Directions:
Make an exact copy of all the records.

[START OF Exercise input]

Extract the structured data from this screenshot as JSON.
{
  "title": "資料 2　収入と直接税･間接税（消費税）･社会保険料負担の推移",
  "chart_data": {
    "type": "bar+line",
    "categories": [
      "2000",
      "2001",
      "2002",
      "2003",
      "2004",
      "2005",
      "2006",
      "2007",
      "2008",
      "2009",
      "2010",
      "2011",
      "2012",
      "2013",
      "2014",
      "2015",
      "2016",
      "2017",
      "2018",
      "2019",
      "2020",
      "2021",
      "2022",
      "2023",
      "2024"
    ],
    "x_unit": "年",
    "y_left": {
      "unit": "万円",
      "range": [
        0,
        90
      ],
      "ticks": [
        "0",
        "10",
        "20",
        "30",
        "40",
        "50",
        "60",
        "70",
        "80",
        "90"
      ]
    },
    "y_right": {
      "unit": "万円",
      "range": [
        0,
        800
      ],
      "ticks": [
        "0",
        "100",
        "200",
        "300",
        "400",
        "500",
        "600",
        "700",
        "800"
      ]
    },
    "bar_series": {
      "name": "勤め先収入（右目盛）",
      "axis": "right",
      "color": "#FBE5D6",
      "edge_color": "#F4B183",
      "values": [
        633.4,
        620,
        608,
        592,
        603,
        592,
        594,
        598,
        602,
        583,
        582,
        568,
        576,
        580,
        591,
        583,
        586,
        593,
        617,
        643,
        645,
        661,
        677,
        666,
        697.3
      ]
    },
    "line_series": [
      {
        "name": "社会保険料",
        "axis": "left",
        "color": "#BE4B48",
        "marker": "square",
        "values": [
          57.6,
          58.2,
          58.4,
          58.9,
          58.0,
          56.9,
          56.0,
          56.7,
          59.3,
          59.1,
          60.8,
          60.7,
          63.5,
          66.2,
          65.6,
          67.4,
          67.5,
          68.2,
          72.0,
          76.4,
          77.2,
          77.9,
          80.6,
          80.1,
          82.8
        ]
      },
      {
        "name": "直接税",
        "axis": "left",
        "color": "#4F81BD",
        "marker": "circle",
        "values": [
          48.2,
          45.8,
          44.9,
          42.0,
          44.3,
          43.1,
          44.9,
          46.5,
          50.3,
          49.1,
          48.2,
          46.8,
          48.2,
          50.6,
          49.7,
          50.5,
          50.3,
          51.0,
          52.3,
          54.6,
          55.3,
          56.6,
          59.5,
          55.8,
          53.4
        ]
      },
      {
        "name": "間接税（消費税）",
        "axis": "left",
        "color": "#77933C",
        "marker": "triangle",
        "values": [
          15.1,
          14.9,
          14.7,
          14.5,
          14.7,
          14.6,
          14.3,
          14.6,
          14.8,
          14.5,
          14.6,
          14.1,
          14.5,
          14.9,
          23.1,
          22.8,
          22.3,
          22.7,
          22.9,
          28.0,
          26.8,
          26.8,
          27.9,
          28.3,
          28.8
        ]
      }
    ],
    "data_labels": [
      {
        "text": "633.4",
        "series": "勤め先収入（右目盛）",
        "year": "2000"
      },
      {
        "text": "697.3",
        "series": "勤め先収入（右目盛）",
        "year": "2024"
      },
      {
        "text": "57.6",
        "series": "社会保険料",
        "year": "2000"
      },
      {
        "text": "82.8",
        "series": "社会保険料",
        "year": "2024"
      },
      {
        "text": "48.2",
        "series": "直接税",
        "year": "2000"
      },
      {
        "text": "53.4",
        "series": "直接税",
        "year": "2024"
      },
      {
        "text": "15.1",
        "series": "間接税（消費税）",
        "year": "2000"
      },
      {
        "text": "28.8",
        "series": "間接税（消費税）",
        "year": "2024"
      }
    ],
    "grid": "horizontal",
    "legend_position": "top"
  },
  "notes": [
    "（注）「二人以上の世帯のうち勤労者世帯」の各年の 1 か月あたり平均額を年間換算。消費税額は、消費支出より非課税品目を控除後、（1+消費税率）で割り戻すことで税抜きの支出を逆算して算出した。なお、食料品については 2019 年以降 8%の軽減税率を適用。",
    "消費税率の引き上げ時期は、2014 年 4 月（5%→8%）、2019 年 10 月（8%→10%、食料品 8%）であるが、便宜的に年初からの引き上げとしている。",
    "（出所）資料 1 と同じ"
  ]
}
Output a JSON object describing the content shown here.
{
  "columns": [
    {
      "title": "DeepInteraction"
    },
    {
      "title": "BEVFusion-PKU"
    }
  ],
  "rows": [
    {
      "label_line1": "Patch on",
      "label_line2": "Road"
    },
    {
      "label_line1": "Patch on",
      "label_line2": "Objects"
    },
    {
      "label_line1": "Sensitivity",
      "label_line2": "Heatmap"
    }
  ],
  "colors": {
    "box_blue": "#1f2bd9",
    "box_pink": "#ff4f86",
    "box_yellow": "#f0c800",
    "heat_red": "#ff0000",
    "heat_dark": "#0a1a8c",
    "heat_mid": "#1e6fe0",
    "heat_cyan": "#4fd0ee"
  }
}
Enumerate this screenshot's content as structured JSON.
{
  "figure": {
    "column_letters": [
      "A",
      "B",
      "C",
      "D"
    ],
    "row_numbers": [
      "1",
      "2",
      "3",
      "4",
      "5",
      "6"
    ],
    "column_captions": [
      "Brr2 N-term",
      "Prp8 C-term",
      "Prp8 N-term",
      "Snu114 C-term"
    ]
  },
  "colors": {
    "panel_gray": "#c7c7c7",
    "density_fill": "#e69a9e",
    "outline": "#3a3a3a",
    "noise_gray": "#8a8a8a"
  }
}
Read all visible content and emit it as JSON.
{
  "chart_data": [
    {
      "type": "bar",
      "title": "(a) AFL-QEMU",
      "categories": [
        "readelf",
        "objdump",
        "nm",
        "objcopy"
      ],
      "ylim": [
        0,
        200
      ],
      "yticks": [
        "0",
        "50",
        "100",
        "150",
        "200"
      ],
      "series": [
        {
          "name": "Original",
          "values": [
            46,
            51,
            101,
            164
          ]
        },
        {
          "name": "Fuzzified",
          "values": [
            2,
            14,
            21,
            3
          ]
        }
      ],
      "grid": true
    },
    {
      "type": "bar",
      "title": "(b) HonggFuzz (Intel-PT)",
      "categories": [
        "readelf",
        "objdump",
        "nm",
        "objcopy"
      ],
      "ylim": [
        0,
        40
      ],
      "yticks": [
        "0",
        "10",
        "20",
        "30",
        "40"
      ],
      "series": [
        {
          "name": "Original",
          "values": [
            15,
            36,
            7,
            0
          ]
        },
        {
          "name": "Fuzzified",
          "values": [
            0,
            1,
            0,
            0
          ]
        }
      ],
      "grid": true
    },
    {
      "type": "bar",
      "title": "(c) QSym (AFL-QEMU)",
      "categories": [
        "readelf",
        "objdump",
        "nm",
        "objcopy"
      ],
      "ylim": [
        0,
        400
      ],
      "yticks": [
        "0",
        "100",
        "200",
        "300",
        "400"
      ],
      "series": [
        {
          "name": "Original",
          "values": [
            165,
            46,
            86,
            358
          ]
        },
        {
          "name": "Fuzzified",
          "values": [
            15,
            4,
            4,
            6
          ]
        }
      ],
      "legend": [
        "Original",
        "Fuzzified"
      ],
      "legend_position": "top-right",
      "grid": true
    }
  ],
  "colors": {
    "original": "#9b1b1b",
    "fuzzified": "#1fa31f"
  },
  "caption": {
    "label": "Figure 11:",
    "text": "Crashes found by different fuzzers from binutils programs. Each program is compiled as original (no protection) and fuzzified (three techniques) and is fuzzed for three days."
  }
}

[END OF Exercise input]

Result of the exercise:
Extract the structured data from this screenshot as JSON.
{
  "title": "資料 2　収入と直接税･間接税（消費税）･社会保険料負担の推移",
  "chart_data": {
    "type": "bar+line",
    "categories": [
      "2000",
      "2001",
      "2002",
      "2003",
      "2004",
      "2005",
      "2006",
      "2007",
      "2008",
      "2009",
      "2010",
      "2011",
      "2012",
      "2013",
      "2014",
      "2015",
      "2016",
      "2017",
      "2018",
      "2019",
      "2020",
      "2021",
      "2022",
      "2023",
      "2024"
    ],
    "x_unit": "年",
    "y_left": {
      "unit": "万円",
      "range": [
        0,
        90
      ],
      "ticks": [
        "0",
        "10",
        "20",
        "30",
        "40",
        "50",
        "60",
        "70",
        "80",
        "90"
      ]
    },
    "y_right": {
      "unit": "万円",
      "range": [
        0,
        800
      ],
      "ticks": [
        "0",
        "100",
        "200",
        "300",
        "400",
        "500",
        "600",
        "700",
        "800"
      ]
    },
    "bar_series": {
      "name": "勤め先収入（右目盛）",
      "axis": "right",
      "color": "#FBE5D6",
      "edge_color": "#F4B183",
      "values": [
        633.4,
        620,
        608,
        592,
        603,
        592,
        594,
        598,
        602,
        583,
        582,
        568,
        576,
        580,
        591,
        583,
        586,
        593,
        617,
        643,
        645,
        661,
        677,
        666,
        697.3
      ]
    },
    "line_series": [
      {
        "name": "社会保険料",
        "axis": "left",
        "color": "#BE4B48",
        "marker": "square",
        "values": [
          57.6,
          58.2,
          58.4,
          58.9,
          58.0,
          56.9,
          56.0,
          56.7,
          59.3,
          59.1,
          60.8,
          60.7,
          63.5,
          66.2,
          65.6,
          67.4,
          67.5,
          68.2,
          72.0,
          76.4,
          77.2,
          77.9,
          80.6,
          80.1,
          82.8
        ]
      },
      {
        "name": "直接税",
        "axis": "left",
        "color": "#4F81BD",
        "marker": "circle",
        "values": [
          48.2,
          45.8,
          44.9,
          42.0,
          44.3,
          43.1,
          44.9,
          46.5,
          50.3,
          49.1,
          48.2,
          46.8,
          48.2,
          50.6,
          49.7,
          50.5,
          50.3,
          51.0,
          52.3,
          54.6,
          55.3,
          56.6,
          59.5,
          55.8,
          53.4
        ]
      },
      {
        "name": "間接税（消費税）",
        "axis": "left",
        "color": "#77933C",
        "marker": "triangle",
        "values": [
          15.1,
          14.9,
          14.7,
          14.5,
          14.7,
          14.6,
          14.3,
          14.6,
          14.8,
          14.5,
          14.6,
          14.1,
          14.5,
          14.9,
          23.1,
          22.8,
          22.3,
          22.7,
          22.9,
          28.0,
          26.8,
          26.8,
          27.9,
          28.3,
          28.8
        ]
      }
    ],
    "data_labels": [
      {
        "text": "633.4",
        "series": "勤め先収入（右目盛）",
        "year": "2000"
      },
      {
        "text": "697.3",
        "series": "勤め先収入（右目盛）",
        "year": "2024"
      },
      {
        "text": "57.6",
        "series": "社会保険料",
        "year": "2000"
      },
      {
        "text": "82.8",
        "series": "社会保険料",
        "year": "2024"
      },
      {
        "text": "48.2",
        "series": "直接税",
        "year": "2000"
      },
      {
        "text": "53.4",
        "series": "直接税",
        "year": "2024"
      },
      {
        "text": "15.1",
        "series": "間接税（消費税）",
        "year": "2000"
      },
      {
        "text": "28.8",
        "series": "間接税（消費税）",
        "year": "2024"
      }
    ],
    "grid": "horizontal",
    "legend_position": "top"
  },
  "notes": [
    "（注）「二人以上の世帯のうち勤労者世帯」の各年の 1 か月あたり平均額を年間換算。消費税額は、消費支出より非課税品目を控除後、（1+消費税率）で割り戻すことで税抜きの支出を逆算して算出した。なお、食料品については 2019 年以降 8%の軽減税率を適用。",
    "消費税率の引き上げ時期は、2014 年 4 月（5%→8%）、2019 年 10 月（8%→10%、食料品 8%）であるが、便宜的に年初からの引き上げとしている。",
    "（出所）資料 1 と同じ"
  ]
}
Output a JSON object describing the content shown here.
{
  "columns": [
    {
      "title": "DeepInteraction"
    },
    {
      "title": "BEVFusion-PKU"
    }
  ],
  "rows": [
    {
      "label_line1": "Patch on",
      "label_line2": "Road"
    },
    {
      "label_line1": "Patch on",
      "label_line2": "Objects"
    },
    {
      "label_line1": "Sensitivity",
      "label_line2": "Heatmap"
    }
  ],
  "colors": {
    "box_blue": "#1f2bd9",
    "box_pink": "#ff4f86",
    "box_yellow": "#f0c800",
    "heat_red": "#ff0000",
    "heat_dark": "#0a1a8c",
    "heat_mid": "#1e6fe0",
    "heat_cyan": "#4fd0ee"
  }
}
Enumerate this screenshot's content as structured JSON.
{
  "figure": {
    "column_letters": [
      "A",
      "B",
      "C",
      "D"
    ],
    "row_numbers": [
      "1",
      "2",
      "3",
      "4",
      "5",
      "6"
    ],
    "column_captions": [
      "Brr2 N-term",
      "Prp8 C-term",
      "Prp8 N-term",
      "Snu114 C-term"
    ]
  },
  "colors": {
    "panel_gray": "#c7c7c7",
    "density_fill": "#e69a9e",
    "outline": "#3a3a3a",
    "noise_gray": "#8a8a8a"
  }
}
Read all visible content and emit it as JSON.
{
  "chart_data": [
    {
      "type": "bar",
      "title": "(a) AFL-QEMU",
      "categories": [
        "readelf",
        "objdump",
        "nm",
        "objcopy"
      ],
      "ylim": [
        0,
        200
      ],
      "yticks": [
        "0",
        "50",
        "100",
        "150",
        "200"
      ],
      "series": [
        {
          "name": "Original",
          "values": [
            46,
            51,
            101,
            164
          ]
        },
        {
          "name": "Fuzzified",
          "values": [
            2,
            14,
            21,
            3
          ]
        }
      ],
      "grid": true
    },
    {
      "type": "bar",
      "title": "(b) HonggFuzz (Intel-PT)",
      "categories": [
        "readelf",
        "objdump",
        "nm",
        "objcopy"
      ],
      "ylim": [
        0,
        40
      ],
      "yticks": [
        "0",
        "10",
        "20",
        "30",
        "40"
      ],
      "series": [
        {
          "name": "Original",
          "values": [
            15,
            36,
            7,
            0
          ]
        },
        {
          "name": "Fuzzified",
          "values": [
            0,
            1,
            0,
            0
          ]
        }
      ],
      "grid": true
    },
    {
      "type": "bar",
      "title": "(c) QSym (AFL-QEMU)",
      "categories": [
        "readelf",
        "objdump",
        "nm",
        "objcopy"
      ],
      "ylim": [
        0,
        400
      ],
      "yticks": [
        "0",
        "100",
        "200",
        "300",
        "400"
      ],
      "series": [
        {
          "name": "Original",
          "values": [
            165,
            46,
            86,
            358
          ]
        },
        {
          "name": "Fuzzified",
          "values": [
            15,
            4,
            4,
            6
          ]
        }
      ],
      "legend": [
        "Original",
        "Fuzzified"
      ],
      "legend_position": "top-right",
      "grid": true
    }
  ],
  "colors": {
    "original": "#9b1b1b",
    "fuzzified": "#1fa31f"
  },
  "caption": {
    "label": "Figure 11:",
    "text": "Crashes found by different fuzzers from binutils programs. Each program is compiled as original (no protection) and fuzzified (three techniques) and is fuzzed for three days."
  }
}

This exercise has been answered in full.